[Data entries]
══════════

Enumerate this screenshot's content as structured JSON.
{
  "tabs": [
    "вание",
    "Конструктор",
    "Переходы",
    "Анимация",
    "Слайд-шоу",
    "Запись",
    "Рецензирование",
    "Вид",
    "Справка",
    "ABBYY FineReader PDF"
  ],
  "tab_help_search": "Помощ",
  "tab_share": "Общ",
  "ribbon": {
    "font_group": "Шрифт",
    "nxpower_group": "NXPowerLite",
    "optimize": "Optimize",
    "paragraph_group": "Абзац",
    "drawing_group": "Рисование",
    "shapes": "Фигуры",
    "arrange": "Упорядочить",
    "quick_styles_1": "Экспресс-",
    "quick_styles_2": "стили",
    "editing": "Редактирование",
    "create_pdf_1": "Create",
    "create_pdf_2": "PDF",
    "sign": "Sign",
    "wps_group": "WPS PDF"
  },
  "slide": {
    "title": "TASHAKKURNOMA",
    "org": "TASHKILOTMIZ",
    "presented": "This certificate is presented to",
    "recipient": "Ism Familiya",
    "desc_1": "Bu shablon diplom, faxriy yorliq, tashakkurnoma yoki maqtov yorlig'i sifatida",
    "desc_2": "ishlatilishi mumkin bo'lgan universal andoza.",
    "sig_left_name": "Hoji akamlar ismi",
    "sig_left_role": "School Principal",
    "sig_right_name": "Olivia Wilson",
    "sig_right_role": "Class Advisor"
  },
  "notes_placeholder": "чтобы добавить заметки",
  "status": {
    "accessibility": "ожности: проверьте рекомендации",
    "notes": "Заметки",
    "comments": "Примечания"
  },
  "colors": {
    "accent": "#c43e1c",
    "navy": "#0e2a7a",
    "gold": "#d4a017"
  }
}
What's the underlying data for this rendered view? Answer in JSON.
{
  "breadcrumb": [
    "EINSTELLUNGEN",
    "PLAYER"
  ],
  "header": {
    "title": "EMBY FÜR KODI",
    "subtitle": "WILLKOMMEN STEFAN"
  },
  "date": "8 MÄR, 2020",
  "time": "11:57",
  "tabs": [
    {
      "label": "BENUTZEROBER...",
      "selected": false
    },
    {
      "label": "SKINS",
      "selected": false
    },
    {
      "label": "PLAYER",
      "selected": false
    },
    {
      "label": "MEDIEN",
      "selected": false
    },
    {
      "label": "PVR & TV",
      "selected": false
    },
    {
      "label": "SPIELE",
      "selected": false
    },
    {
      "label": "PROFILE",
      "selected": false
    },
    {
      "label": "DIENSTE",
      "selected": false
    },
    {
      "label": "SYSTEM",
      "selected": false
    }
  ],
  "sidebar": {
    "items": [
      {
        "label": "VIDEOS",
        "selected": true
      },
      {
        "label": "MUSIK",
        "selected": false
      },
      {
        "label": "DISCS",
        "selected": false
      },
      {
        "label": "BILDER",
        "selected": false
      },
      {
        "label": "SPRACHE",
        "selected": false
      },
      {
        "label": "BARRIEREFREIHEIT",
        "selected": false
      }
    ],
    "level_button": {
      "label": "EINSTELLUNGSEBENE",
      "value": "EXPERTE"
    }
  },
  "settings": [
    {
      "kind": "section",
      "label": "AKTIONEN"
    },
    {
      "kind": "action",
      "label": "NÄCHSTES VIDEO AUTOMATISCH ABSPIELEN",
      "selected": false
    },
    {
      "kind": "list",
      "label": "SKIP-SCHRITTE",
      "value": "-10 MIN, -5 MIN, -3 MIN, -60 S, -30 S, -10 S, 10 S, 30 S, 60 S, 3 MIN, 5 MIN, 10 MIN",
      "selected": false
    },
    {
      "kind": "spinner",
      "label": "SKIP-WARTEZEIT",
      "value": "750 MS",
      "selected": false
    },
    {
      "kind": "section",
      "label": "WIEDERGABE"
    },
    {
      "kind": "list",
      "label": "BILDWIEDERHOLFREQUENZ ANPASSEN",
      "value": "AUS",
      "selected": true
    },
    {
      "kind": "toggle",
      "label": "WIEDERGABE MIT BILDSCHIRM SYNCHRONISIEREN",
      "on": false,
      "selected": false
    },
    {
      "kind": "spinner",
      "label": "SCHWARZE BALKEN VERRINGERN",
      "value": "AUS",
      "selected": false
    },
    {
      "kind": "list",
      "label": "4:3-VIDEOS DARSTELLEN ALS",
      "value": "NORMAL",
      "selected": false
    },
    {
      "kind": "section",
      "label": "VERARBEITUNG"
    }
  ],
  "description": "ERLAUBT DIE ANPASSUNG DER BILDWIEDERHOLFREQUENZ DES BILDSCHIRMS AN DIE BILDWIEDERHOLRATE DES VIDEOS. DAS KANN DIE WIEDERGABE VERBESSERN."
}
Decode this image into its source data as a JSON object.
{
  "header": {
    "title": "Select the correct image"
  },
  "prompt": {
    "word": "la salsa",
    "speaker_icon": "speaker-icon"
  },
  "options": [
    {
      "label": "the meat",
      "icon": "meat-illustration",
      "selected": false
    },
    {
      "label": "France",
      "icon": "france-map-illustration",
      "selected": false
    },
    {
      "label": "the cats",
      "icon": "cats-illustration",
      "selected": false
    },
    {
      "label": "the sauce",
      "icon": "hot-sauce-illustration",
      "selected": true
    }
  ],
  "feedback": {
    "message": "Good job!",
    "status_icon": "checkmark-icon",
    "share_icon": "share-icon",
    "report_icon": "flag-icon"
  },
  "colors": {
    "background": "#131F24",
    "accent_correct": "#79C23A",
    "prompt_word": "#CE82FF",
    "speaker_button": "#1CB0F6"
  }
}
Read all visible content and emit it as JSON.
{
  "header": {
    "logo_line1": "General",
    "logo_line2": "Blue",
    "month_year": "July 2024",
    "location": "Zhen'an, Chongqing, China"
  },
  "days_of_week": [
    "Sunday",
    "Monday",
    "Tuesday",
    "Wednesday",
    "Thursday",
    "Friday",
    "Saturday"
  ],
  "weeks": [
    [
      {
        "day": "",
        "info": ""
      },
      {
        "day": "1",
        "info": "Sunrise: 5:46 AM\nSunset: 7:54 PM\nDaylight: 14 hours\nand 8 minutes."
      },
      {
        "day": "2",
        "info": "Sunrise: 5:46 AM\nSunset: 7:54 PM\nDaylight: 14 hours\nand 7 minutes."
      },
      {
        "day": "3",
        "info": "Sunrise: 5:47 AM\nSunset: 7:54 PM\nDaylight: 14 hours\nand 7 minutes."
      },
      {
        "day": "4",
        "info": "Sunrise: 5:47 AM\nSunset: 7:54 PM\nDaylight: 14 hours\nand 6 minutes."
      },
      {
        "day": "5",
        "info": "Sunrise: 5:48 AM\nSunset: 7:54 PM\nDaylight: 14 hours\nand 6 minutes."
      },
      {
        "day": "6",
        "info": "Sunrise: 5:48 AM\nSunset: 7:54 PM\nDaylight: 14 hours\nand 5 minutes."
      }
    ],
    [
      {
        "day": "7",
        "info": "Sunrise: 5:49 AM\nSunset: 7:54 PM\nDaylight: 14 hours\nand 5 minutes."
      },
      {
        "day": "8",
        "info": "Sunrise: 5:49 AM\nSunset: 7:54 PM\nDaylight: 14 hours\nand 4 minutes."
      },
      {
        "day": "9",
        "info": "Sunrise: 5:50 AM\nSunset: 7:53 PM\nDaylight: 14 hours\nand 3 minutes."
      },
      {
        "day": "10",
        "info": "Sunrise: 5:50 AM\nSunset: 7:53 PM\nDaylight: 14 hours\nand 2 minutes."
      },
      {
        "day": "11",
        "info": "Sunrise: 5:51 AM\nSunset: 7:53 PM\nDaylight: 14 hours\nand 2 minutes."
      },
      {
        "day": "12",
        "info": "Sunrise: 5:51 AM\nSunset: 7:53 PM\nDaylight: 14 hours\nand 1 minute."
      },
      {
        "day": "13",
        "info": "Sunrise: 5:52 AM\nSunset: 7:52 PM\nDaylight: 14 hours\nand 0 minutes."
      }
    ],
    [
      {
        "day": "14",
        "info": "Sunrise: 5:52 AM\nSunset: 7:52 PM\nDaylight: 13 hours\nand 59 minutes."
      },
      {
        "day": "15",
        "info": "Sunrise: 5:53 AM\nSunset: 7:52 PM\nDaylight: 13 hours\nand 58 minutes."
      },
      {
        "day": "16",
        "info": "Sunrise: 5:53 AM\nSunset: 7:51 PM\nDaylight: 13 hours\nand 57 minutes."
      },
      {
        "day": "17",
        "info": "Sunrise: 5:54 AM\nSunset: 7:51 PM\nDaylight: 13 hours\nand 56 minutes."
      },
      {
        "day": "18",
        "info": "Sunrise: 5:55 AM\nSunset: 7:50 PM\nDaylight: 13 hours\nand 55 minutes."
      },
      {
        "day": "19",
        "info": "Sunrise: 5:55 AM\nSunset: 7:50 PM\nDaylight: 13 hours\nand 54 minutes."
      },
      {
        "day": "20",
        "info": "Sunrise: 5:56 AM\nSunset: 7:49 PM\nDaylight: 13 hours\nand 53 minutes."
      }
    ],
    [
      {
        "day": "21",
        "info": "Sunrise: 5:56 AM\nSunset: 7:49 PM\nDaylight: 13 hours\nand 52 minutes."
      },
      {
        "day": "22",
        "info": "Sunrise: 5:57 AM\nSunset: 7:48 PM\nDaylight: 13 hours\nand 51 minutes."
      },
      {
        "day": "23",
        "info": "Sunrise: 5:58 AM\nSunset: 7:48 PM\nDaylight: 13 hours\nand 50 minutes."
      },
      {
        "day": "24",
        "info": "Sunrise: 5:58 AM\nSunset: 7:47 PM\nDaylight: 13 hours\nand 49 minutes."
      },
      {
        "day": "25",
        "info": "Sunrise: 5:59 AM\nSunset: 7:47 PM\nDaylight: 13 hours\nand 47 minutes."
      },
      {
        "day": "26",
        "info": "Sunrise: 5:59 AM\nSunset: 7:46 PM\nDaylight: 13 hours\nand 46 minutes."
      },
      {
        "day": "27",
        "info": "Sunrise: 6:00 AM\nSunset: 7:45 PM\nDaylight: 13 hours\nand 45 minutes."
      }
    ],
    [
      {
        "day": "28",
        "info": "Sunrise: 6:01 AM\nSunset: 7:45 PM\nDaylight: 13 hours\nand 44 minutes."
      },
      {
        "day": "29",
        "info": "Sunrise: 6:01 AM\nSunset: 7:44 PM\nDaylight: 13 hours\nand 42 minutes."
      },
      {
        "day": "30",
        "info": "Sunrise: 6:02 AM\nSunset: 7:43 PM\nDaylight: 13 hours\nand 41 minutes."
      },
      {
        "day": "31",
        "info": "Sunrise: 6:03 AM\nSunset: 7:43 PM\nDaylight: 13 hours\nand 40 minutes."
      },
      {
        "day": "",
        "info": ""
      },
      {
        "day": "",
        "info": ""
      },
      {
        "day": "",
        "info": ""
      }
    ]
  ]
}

══════════

-- Written exercise --
Where a line above includes "cats", copy that line.

-- Solution to this task --
      "label": "the cats",
      "icon": "cats-illustration",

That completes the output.